## [TASK PROMPT]
Restate all of the entries exactly, dropping any pictures they hold.

## [Dataset records]

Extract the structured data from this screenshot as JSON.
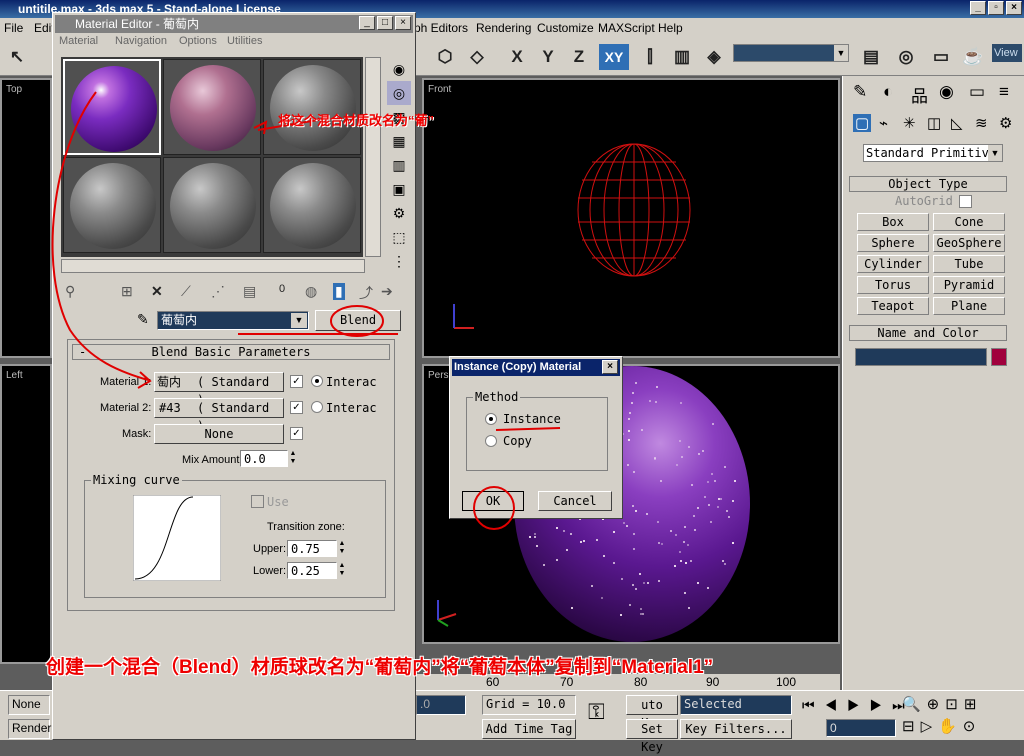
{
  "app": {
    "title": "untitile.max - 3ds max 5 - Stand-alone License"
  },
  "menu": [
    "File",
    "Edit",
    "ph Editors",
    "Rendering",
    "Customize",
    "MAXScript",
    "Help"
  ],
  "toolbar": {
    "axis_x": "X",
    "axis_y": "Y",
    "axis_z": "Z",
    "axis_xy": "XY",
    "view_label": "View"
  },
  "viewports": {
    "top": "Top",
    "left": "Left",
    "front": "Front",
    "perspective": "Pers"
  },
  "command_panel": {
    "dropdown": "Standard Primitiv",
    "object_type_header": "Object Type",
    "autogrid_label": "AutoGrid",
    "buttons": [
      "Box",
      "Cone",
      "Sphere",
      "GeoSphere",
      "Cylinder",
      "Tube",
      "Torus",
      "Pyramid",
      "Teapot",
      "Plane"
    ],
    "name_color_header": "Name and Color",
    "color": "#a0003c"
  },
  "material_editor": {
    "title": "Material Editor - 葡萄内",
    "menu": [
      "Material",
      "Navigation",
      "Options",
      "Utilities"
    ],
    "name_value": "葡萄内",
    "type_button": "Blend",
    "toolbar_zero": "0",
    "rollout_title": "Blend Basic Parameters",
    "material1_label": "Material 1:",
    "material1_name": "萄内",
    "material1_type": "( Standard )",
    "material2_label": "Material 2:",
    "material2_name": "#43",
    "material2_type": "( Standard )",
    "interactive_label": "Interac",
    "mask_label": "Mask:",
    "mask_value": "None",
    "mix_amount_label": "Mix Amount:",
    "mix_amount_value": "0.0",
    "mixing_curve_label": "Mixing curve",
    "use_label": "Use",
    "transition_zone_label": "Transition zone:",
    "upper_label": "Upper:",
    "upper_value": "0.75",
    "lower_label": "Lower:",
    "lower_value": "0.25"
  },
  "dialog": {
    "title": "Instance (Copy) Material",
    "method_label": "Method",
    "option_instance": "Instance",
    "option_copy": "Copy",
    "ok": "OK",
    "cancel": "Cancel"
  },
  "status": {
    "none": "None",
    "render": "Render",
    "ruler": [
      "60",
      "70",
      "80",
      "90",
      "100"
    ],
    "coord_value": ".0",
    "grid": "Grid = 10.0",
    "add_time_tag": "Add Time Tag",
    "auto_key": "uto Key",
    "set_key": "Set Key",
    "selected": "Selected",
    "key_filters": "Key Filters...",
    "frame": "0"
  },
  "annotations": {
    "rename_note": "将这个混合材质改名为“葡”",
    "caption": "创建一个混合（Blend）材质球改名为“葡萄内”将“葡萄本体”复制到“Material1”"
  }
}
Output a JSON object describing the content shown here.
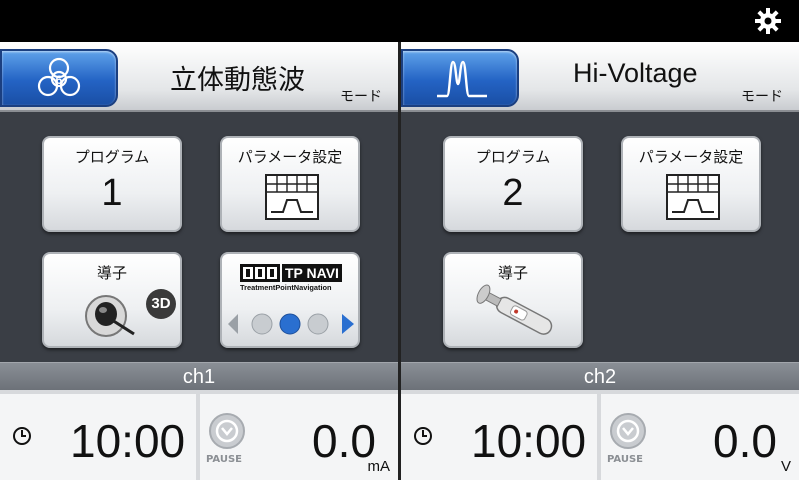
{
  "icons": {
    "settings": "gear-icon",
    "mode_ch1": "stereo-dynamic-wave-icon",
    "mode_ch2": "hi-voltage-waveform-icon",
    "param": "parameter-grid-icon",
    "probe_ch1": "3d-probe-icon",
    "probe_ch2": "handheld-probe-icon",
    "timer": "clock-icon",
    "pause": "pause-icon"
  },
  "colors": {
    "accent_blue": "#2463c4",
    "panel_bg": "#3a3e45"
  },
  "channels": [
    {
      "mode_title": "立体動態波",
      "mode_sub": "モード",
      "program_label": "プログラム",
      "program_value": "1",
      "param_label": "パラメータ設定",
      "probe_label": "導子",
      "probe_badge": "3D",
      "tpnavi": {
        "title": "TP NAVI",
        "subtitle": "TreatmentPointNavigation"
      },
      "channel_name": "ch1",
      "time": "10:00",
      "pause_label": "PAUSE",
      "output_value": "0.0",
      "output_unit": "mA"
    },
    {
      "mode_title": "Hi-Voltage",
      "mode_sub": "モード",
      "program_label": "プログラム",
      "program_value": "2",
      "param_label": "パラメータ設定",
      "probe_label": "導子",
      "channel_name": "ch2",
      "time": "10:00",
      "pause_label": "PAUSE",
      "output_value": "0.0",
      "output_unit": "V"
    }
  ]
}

## [ANSWER FOR THE TASK]
Extract the structured data from this screenshot as JSON.
{
  "app": {
    "title": "untitile.max - 3ds max 5 - Stand-alone License"
  },
  "menu": [
    "File",
    "Edit",
    "ph Editors",
    "Rendering",
    "Customize",
    "MAXScript",
    "Help"
  ],
  "toolbar": {
    "axis_x": "X",
    "axis_y": "Y",
    "axis_z": "Z",
    "axis_xy": "XY",
    "view_label": "View"
  },
  "viewports": {
    "top": "Top",
    "left": "Left",
    "front": "Front",
    "perspective": "Pers"
  },
  "command_panel": {
    "dropdown": "Standard Primitiv",
    "object_type_header": "Object Type",
    "autogrid_label": "AutoGrid",
    "buttons": [
      "Box",
      "Cone",
      "Sphere",
      "GeoSphere",
      "Cylinder",
      "Tube",
      "Torus",
      "Pyramid",
      "Teapot",
      "Plane"
    ],
    "name_color_header": "Name and Color",
    "color": "#a0003c"
  },
  "material_editor": {
    "title": "Material Editor - 葡萄内",
    "menu": [
      "Material",
      "Navigation",
      "Options",
      "Utilities"
    ],
    "name_value": "葡萄内",
    "type_button": "Blend",
    "toolbar_zero": "0",
    "rollout_title": "Blend Basic Parameters",
    "material1_label": "Material 1:",
    "material1_name": "萄内",
    "material1_type": "( Standard )",
    "material2_label": "Material 2:",
    "material2_name": "#43",
    "material2_type": "( Standard )",
    "interactive_label": "Interac",
    "mask_label": "Mask:",
    "mask_value": "None",
    "mix_amount_label": "Mix Amount:",
    "mix_amount_value": "0.0",
    "mixing_curve_label": "Mixing curve",
    "use_label": "Use",
    "transition_zone_label": "Transition zone:",
    "upper_label": "Upper:",
    "upper_value": "0.75",
    "lower_label": "Lower:",
    "lower_value": "0.25"
  },
  "dialog": {
    "title": "Instance (Copy) Material",
    "method_label": "Method",
    "option_instance": "Instance",
    "option_copy": "Copy",
    "ok": "OK",
    "cancel": "Cancel"
  },
  "status": {
    "none": "None",
    "render": "Render",
    "ruler": [
      "60",
      "70",
      "80",
      "90",
      "100"
    ],
    "coord_value": ".0",
    "grid": "Grid = 10.0",
    "add_time_tag": "Add Time Tag",
    "auto_key": "uto Key",
    "set_key": "Set Key",
    "selected": "Selected",
    "key_filters": "Key Filters...",
    "frame": "0"
  },
  "annotations": {
    "rename_note": "将这个混合材质改名为“葡”",
    "caption": "创建一个混合（Blend）材质球改名为“葡萄内”将“葡萄本体”复制到“Material1”"
  }
}
Output a JSON object describing the content shown here.
{
  "icons": {
    "settings": "gear-icon",
    "mode_ch1": "stereo-dynamic-wave-icon",
    "mode_ch2": "hi-voltage-waveform-icon",
    "param": "parameter-grid-icon",
    "probe_ch1": "3d-probe-icon",
    "probe_ch2": "handheld-probe-icon",
    "timer": "clock-icon",
    "pause": "pause-icon"
  },
  "colors": {
    "accent_blue": "#2463c4",
    "panel_bg": "#3a3e45"
  },
  "channels": [
    {
      "mode_title": "立体動態波",
      "mode_sub": "モード",
      "program_label": "プログラム",
      "program_value": "1",
      "param_label": "パラメータ設定",
      "probe_label": "導子",
      "probe_badge": "3D",
      "tpnavi": {
        "title": "TP NAVI",
        "subtitle": "TreatmentPointNavigation"
      },
      "channel_name": "ch1",
      "time": "10:00",
      "pause_label": "PAUSE",
      "output_value": "0.0",
      "output_unit": "mA"
    },
    {
      "mode_title": "Hi-Voltage",
      "mode_sub": "モード",
      "program_label": "プログラム",
      "program_value": "2",
      "param_label": "パラメータ設定",
      "probe_label": "導子",
      "channel_name": "ch2",
      "time": "10:00",
      "pause_label": "PAUSE",
      "output_value": "0.0",
      "output_unit": "V"
    }
  ]
}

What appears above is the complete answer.